Reproduce the lines below word for word, leaving out the pictures.
::: MATERIAL PROVIDED :::
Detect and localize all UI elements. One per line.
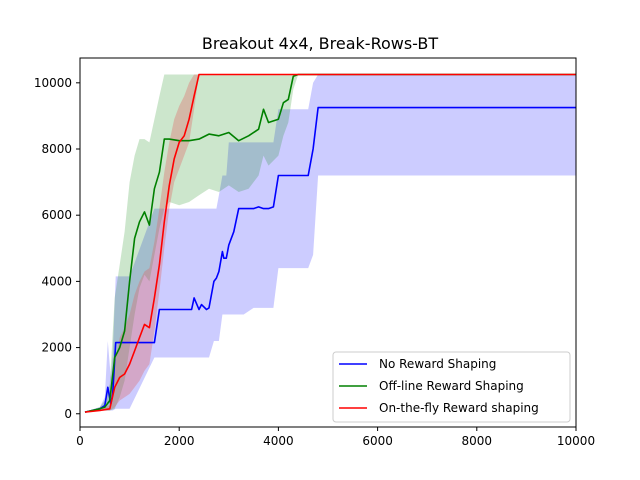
line-series-2 [84,73,576,413]
x-tick-label: 0 [76,434,84,448]
y-tick-label: 0 [64,407,72,421]
x-tick-label: 10000 [557,434,595,448]
y-tick-label: 2000 [41,341,72,355]
y-tick-label: 4000 [41,274,72,288]
x-tick-label: 8000 [462,434,493,448]
y-axis: 0 2000 4000 6000 8000 10000 [34,76,80,421]
y-tick-label: 6000 [41,208,72,222]
band-series-0 [85,74,576,413]
band-series-2 [85,74,576,413]
x-tick-label: 4000 [263,434,294,448]
x-tick-label: 6000 [362,434,393,448]
band-series-1 [85,74,576,413]
x-axis: 0 2000 4000 6000 8000 10000 [76,427,595,448]
x-tick-label: 2000 [164,434,195,448]
legend-label-1: Off-line Reward Shaping [379,379,524,393]
line-series-1 [84,73,576,413]
y-tick-label: 8000 [41,142,72,156]
legend: No Reward Shaping Off-line Reward Shaping… [332,351,571,423]
y-tick-label: 10000 [34,76,72,90]
chart-title: Breakout 4x4, Break-Rows-BT [202,34,439,53]
plot-frame [79,57,577,428]
series-lines [84,73,576,413]
legend-label-0: No Reward Shaping [379,357,496,371]
legend-label-2: On-the-fly Reward shaping [379,401,539,415]
confidence-bands [85,74,576,413]
legend-box [332,351,571,423]
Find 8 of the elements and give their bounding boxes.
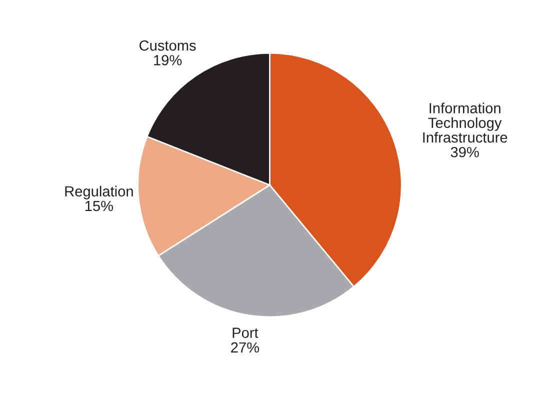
slice-label: Information Technology Infrastructure: [423, 102, 508, 143]
slice-label: Regulation: [65, 186, 133, 200]
data-label: 27%: [231, 342, 260, 353]
data-label: 15%: [85, 200, 114, 212]
data-label: 39%: [450, 146, 479, 158]
slice-label: Customs: [140, 40, 196, 51]
data-label: 19%: [154, 55, 182, 66]
slice-label: Port: [232, 328, 258, 338]
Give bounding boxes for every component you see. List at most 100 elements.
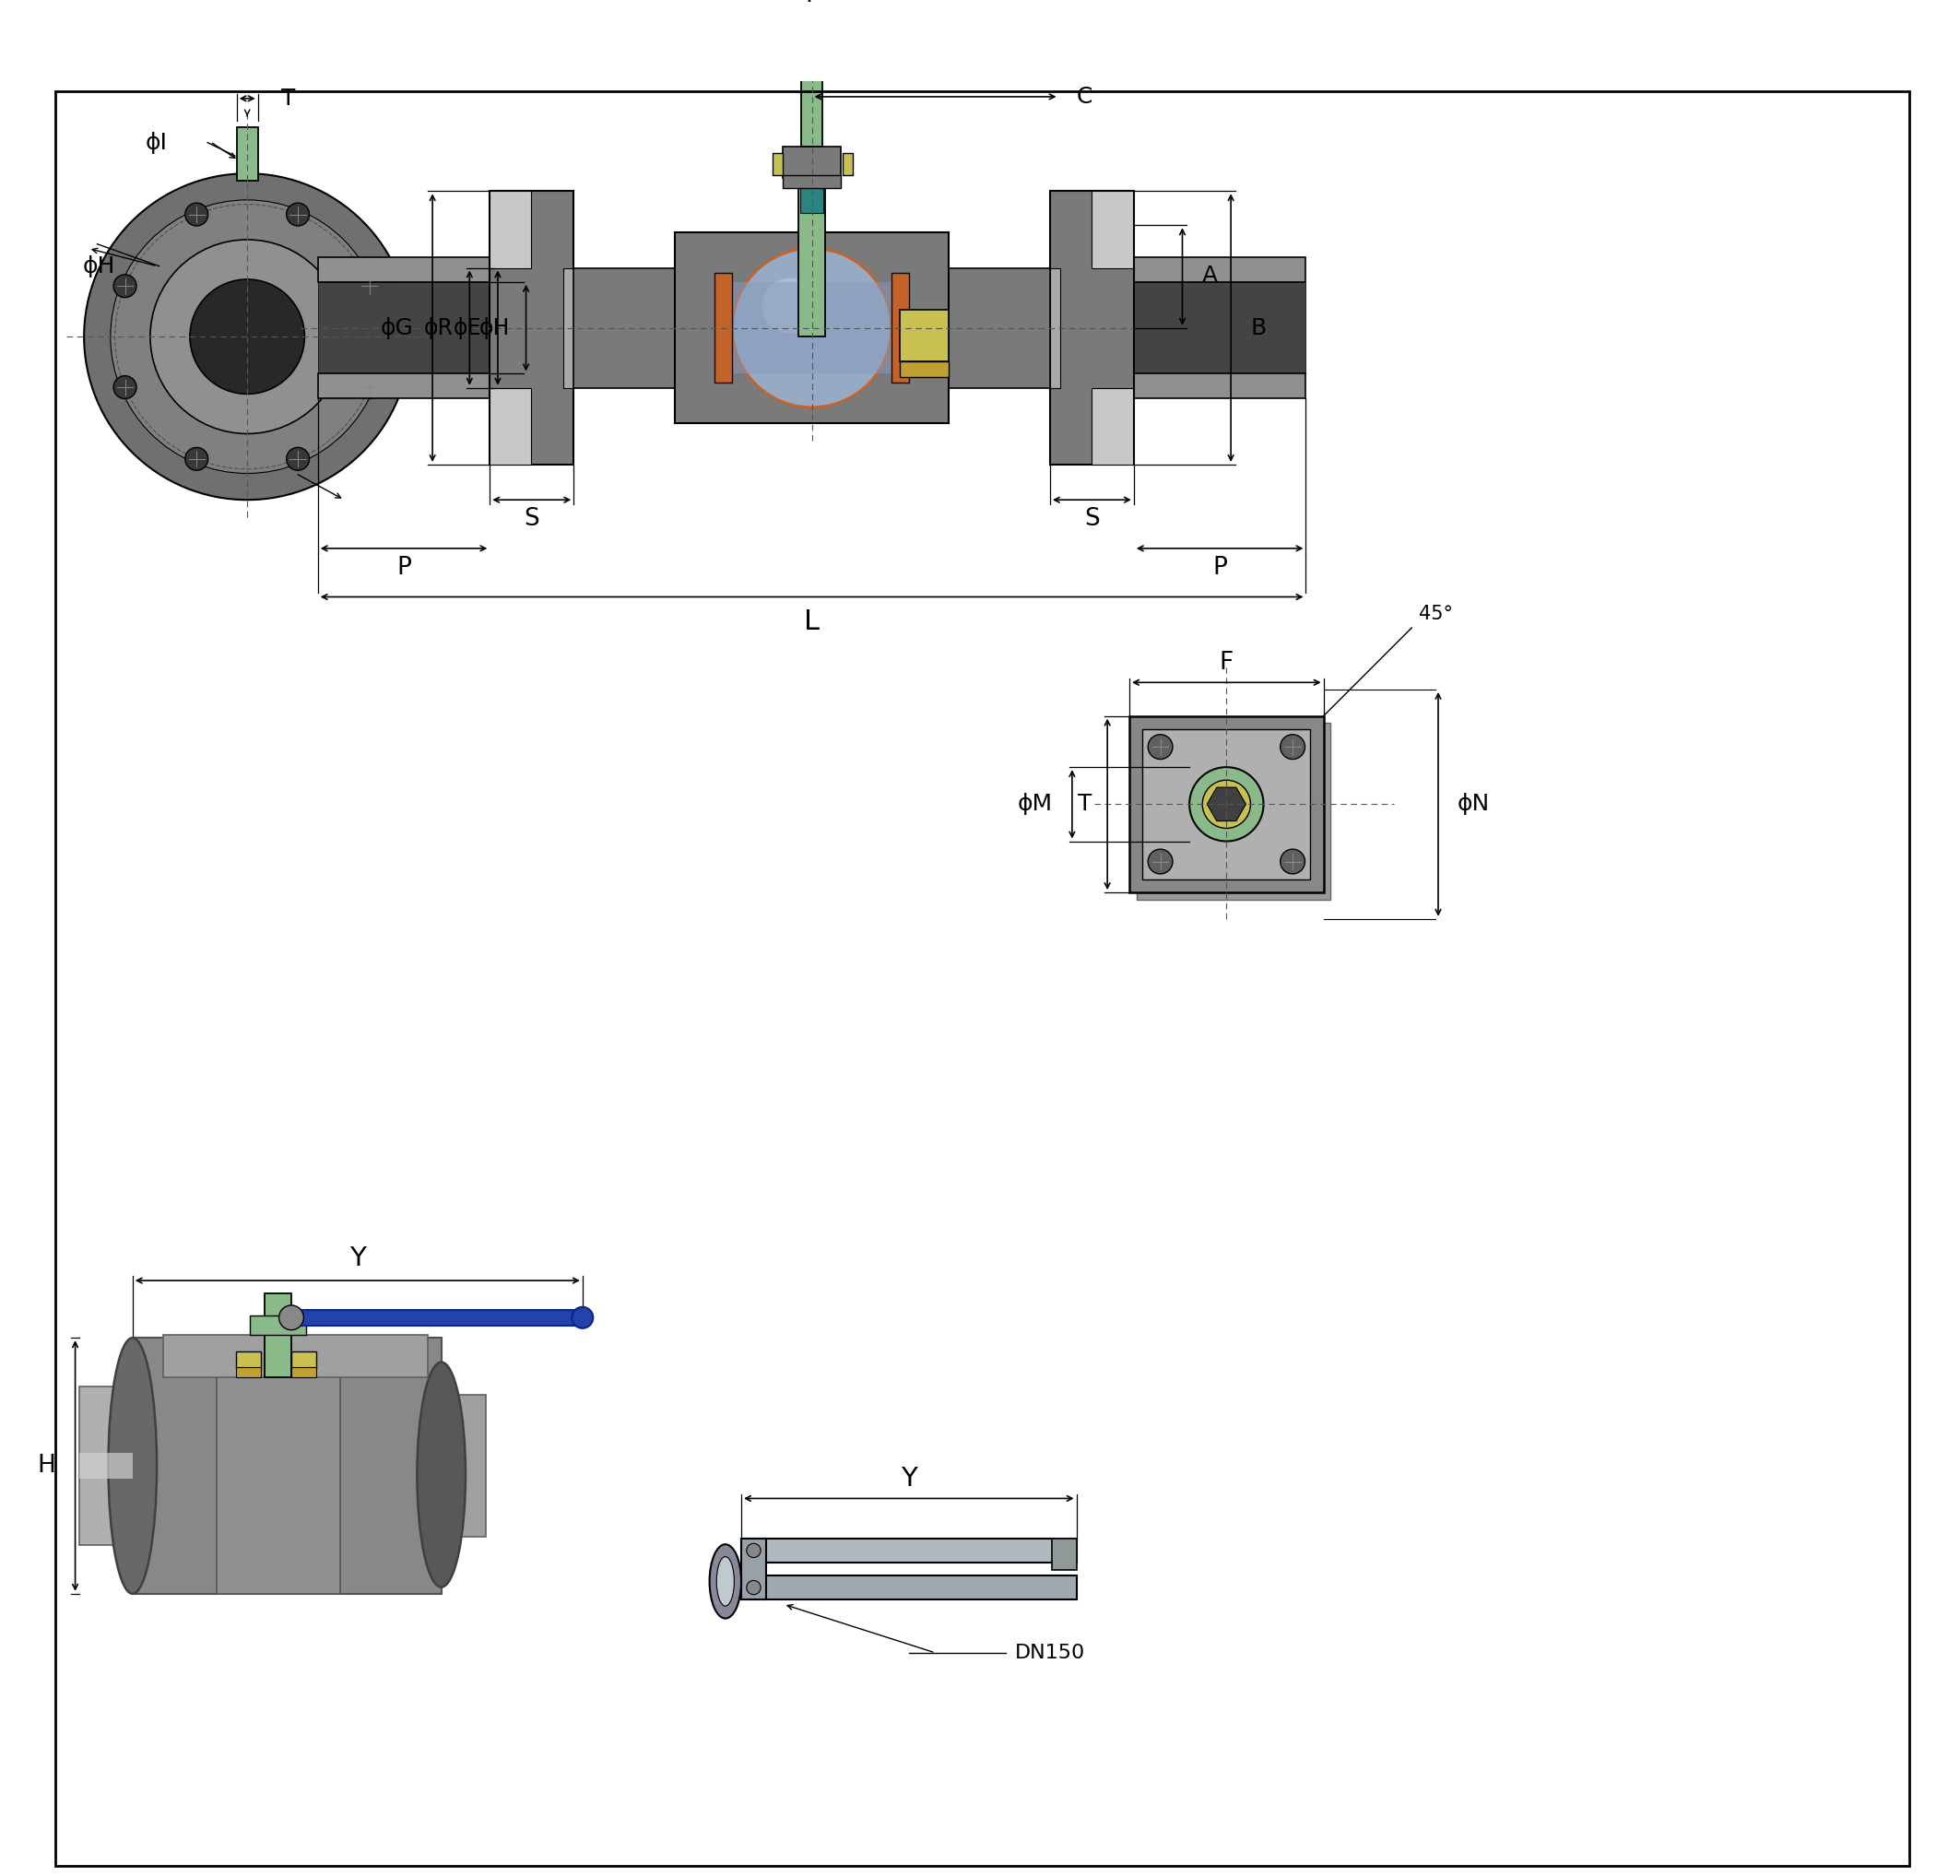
Bar	[292, 1368, 316, 1377]
Text: Y: Y	[902, 1467, 917, 1491]
Bar	[1051, 191, 1133, 465]
Text: S: S	[523, 507, 539, 531]
Bar	[318, 281, 490, 373]
Text: P: P	[1213, 555, 1227, 580]
Text: DN150: DN150	[1015, 1643, 1086, 1662]
Circle shape	[1190, 767, 1264, 840]
Bar	[1092, 388, 1133, 465]
Circle shape	[151, 240, 345, 433]
Bar	[843, 154, 853, 174]
Text: C: C	[1076, 86, 1092, 107]
Text: F: F	[1219, 651, 1233, 675]
Text: ϕH: ϕH	[82, 255, 116, 278]
Text: ϕN: ϕN	[1458, 794, 1490, 816]
Circle shape	[286, 448, 310, 471]
Bar	[1137, 722, 1331, 899]
Circle shape	[1149, 735, 1172, 760]
Bar	[784, 146, 841, 178]
Bar	[741, 1538, 766, 1600]
Circle shape	[1201, 780, 1250, 829]
Bar	[80, 1386, 133, 1546]
Bar	[772, 154, 784, 174]
Circle shape	[278, 1306, 304, 1330]
Bar	[80, 1452, 133, 1478]
Bar	[1133, 257, 1305, 281]
Circle shape	[286, 203, 310, 225]
Ellipse shape	[717, 1557, 735, 1606]
Bar	[235, 1368, 261, 1377]
Text: T: T	[282, 88, 296, 109]
Bar	[235, 1351, 261, 1369]
Bar	[949, 268, 1051, 388]
Bar	[802, 51, 823, 146]
Text: ϕE: ϕE	[455, 317, 482, 340]
Bar	[784, 174, 841, 188]
Circle shape	[762, 278, 817, 334]
Bar	[1133, 373, 1305, 398]
Text: ϕH: ϕH	[480, 317, 510, 340]
Circle shape	[359, 375, 380, 400]
Text: 45°: 45°	[1419, 604, 1452, 623]
Text: ϕR: ϕR	[423, 317, 453, 340]
Circle shape	[114, 274, 137, 298]
Bar	[715, 272, 733, 383]
Text: T: T	[1078, 794, 1092, 816]
Circle shape	[1280, 850, 1305, 874]
Circle shape	[1280, 735, 1305, 760]
Bar	[318, 257, 490, 281]
Bar	[133, 1338, 441, 1595]
Bar	[1053, 1538, 1076, 1570]
Text: B: B	[1250, 317, 1266, 340]
Bar	[318, 373, 490, 398]
Bar	[1129, 717, 1323, 893]
Bar	[798, 178, 825, 336]
Bar	[900, 362, 949, 377]
Text: S: S	[1084, 507, 1100, 531]
Text: L: L	[804, 608, 819, 634]
Bar	[1143, 730, 1311, 880]
Bar	[1133, 281, 1305, 373]
Bar	[741, 1576, 1076, 1600]
Circle shape	[110, 201, 384, 473]
Bar	[216, 1338, 339, 1595]
Circle shape	[84, 173, 410, 499]
Text: ϕI: ϕI	[145, 131, 169, 154]
Bar	[900, 310, 949, 362]
Text: H: H	[37, 1454, 55, 1478]
Bar	[800, 180, 823, 214]
Bar	[490, 191, 574, 465]
Circle shape	[190, 280, 304, 394]
Polygon shape	[1207, 788, 1247, 822]
Circle shape	[733, 248, 892, 407]
Bar	[563, 268, 574, 388]
Circle shape	[184, 448, 208, 471]
Text: ϕM: ϕM	[1017, 794, 1053, 816]
Bar	[292, 1351, 316, 1369]
Text: ϕG: ϕG	[380, 317, 414, 340]
Bar	[574, 268, 674, 388]
Bar	[292, 1309, 582, 1326]
Circle shape	[747, 1544, 760, 1557]
Bar	[163, 1336, 427, 1377]
Text: Y: Y	[349, 1246, 367, 1272]
Circle shape	[184, 203, 208, 225]
Bar	[1051, 268, 1060, 388]
Bar	[490, 388, 531, 465]
Text: P: P	[396, 555, 412, 580]
Bar	[265, 1294, 292, 1377]
Bar	[892, 272, 909, 383]
Ellipse shape	[710, 1544, 741, 1619]
Bar	[441, 1396, 486, 1536]
Bar	[249, 1315, 306, 1336]
Bar	[733, 281, 892, 373]
Ellipse shape	[108, 1338, 157, 1595]
Bar	[674, 233, 949, 424]
Ellipse shape	[417, 1362, 466, 1587]
Circle shape	[572, 1308, 594, 1328]
Circle shape	[114, 375, 137, 400]
Bar	[237, 128, 259, 180]
Text: A: A	[1201, 265, 1217, 287]
Bar	[490, 191, 531, 268]
Bar	[1092, 191, 1133, 268]
Circle shape	[1149, 850, 1172, 874]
:::
• ANSWER TO THIS EXERCISE
Detect and localize all UI elements. One per line.
line-series-2 [84,73,576,413]
x-tick-label: 0 [76,434,84,448]
y-tick-label: 0 [64,407,72,421]
x-tick-label: 10000 [557,434,595,448]
y-tick-label: 2000 [41,341,72,355]
y-tick-label: 4000 [41,274,72,288]
x-tick-label: 8000 [462,434,493,448]
y-axis: 0 2000 4000 6000 8000 10000 [34,76,80,421]
y-tick-label: 6000 [41,208,72,222]
band-series-0 [85,74,576,413]
band-series-2 [85,74,576,413]
x-tick-label: 4000 [263,434,294,448]
x-tick-label: 6000 [362,434,393,448]
band-series-1 [85,74,576,413]
x-axis: 0 2000 4000 6000 8000 10000 [76,427,595,448]
x-tick-label: 2000 [164,434,195,448]
legend-label-1: Off-line Reward Shaping [379,379,524,393]
line-series-1 [84,73,576,413]
y-tick-label: 8000 [41,142,72,156]
legend: No Reward Shaping Off-line Reward Shaping… [332,351,571,423]
y-tick-label: 10000 [34,76,72,90]
chart-title: Breakout 4x4, Break-Rows-BT [202,34,439,53]
plot-frame [79,57,577,428]
series-lines [84,73,576,413]
legend-label-0: No Reward Shaping [379,357,496,371]
legend-label-2: On-the-fly Reward shaping [379,401,539,415]
confidence-bands [85,74,576,413]
legend-box [332,351,571,423]
Find 8 of the elements and give their bounding boxes.
slice-label: Information Technology Infrastructure: [423, 102, 508, 143]
slice-label: Regulation: [65, 186, 133, 200]
data-label: 27%: [231, 342, 260, 353]
data-label: 15%: [85, 200, 114, 212]
data-label: 39%: [450, 146, 479, 158]
slice-label: Customs: [140, 40, 196, 51]
data-label: 19%: [154, 55, 182, 66]
slice-label: Port: [232, 328, 258, 338]
Give bounding boxes for every component you see. List at most 100 elements.
Bar	[292, 1368, 316, 1377]
Text: Y: Y	[902, 1467, 917, 1491]
Bar	[1051, 191, 1133, 465]
Text: S: S	[523, 507, 539, 531]
Bar	[318, 281, 490, 373]
Text: P: P	[1213, 555, 1227, 580]
Text: DN150: DN150	[1015, 1643, 1086, 1662]
Circle shape	[1190, 767, 1264, 840]
Bar	[1092, 388, 1133, 465]
Circle shape	[151, 240, 345, 433]
Bar	[843, 154, 853, 174]
Text: C: C	[1076, 86, 1092, 107]
Text: F: F	[1219, 651, 1233, 675]
Text: ϕH: ϕH	[82, 255, 116, 278]
Text: ϕN: ϕN	[1458, 794, 1490, 816]
Circle shape	[286, 448, 310, 471]
Bar	[1137, 722, 1331, 899]
Circle shape	[1149, 735, 1172, 760]
Bar	[784, 146, 841, 178]
Bar	[741, 1538, 766, 1600]
Circle shape	[1201, 780, 1250, 829]
Bar	[80, 1386, 133, 1546]
Bar	[772, 154, 784, 174]
Circle shape	[278, 1306, 304, 1330]
Bar	[80, 1452, 133, 1478]
Bar	[1133, 257, 1305, 281]
Circle shape	[286, 203, 310, 225]
Ellipse shape	[717, 1557, 735, 1606]
Bar	[235, 1368, 261, 1377]
Text: T: T	[282, 88, 296, 109]
Bar	[235, 1351, 261, 1369]
Bar	[949, 268, 1051, 388]
Bar	[802, 51, 823, 146]
Text: ϕE: ϕE	[455, 317, 482, 340]
Bar	[784, 174, 841, 188]
Circle shape	[762, 278, 817, 334]
Bar	[1133, 373, 1305, 398]
Text: ϕH: ϕH	[480, 317, 510, 340]
Circle shape	[359, 375, 380, 400]
Text: 45°: 45°	[1419, 604, 1452, 623]
Text: ϕR: ϕR	[423, 317, 453, 340]
Circle shape	[114, 274, 137, 298]
Bar	[715, 272, 733, 383]
Text: T: T	[1078, 794, 1092, 816]
Circle shape	[1280, 850, 1305, 874]
Circle shape	[1280, 735, 1305, 760]
Bar	[318, 257, 490, 281]
Bar	[133, 1338, 441, 1595]
Bar	[1053, 1538, 1076, 1570]
Text: B: B	[1250, 317, 1266, 340]
Bar	[318, 373, 490, 398]
Bar	[1129, 717, 1323, 893]
Bar	[798, 178, 825, 336]
Bar	[900, 362, 949, 377]
Text: S: S	[1084, 507, 1100, 531]
Text: L: L	[804, 608, 819, 634]
Bar	[1143, 730, 1311, 880]
Bar	[1133, 281, 1305, 373]
Bar	[741, 1576, 1076, 1600]
Circle shape	[110, 201, 384, 473]
Bar	[216, 1338, 339, 1595]
Circle shape	[84, 173, 410, 499]
Text: ϕI: ϕI	[145, 131, 169, 154]
Bar	[900, 310, 949, 362]
Text: H: H	[37, 1454, 55, 1478]
Bar	[800, 180, 823, 214]
Bar	[490, 191, 574, 465]
Circle shape	[190, 280, 304, 394]
Polygon shape	[1207, 788, 1247, 822]
Circle shape	[733, 248, 892, 407]
Bar	[563, 268, 574, 388]
Circle shape	[184, 448, 208, 471]
Text: ϕM: ϕM	[1017, 794, 1053, 816]
Bar	[292, 1351, 316, 1369]
Text: ϕG: ϕG	[380, 317, 414, 340]
Bar	[574, 268, 674, 388]
Bar	[292, 1309, 582, 1326]
Circle shape	[747, 1544, 760, 1557]
Bar	[163, 1336, 427, 1377]
Text: Y: Y	[349, 1246, 367, 1272]
Circle shape	[184, 203, 208, 225]
Bar	[1051, 268, 1060, 388]
Bar	[490, 388, 531, 465]
Text: P: P	[396, 555, 412, 580]
Bar	[265, 1294, 292, 1377]
Bar	[892, 272, 909, 383]
Ellipse shape	[710, 1544, 741, 1619]
Bar	[441, 1396, 486, 1536]
Bar	[249, 1315, 306, 1336]
Bar	[733, 281, 892, 373]
Ellipse shape	[108, 1338, 157, 1595]
Bar	[674, 233, 949, 424]
Ellipse shape	[417, 1362, 466, 1587]
Circle shape	[572, 1308, 594, 1328]
Circle shape	[114, 375, 137, 400]
Bar	[237, 128, 259, 180]
Text: A: A	[1201, 265, 1217, 287]
Bar	[490, 191, 531, 268]
Bar	[1092, 191, 1133, 268]
Circle shape	[1149, 850, 1172, 874]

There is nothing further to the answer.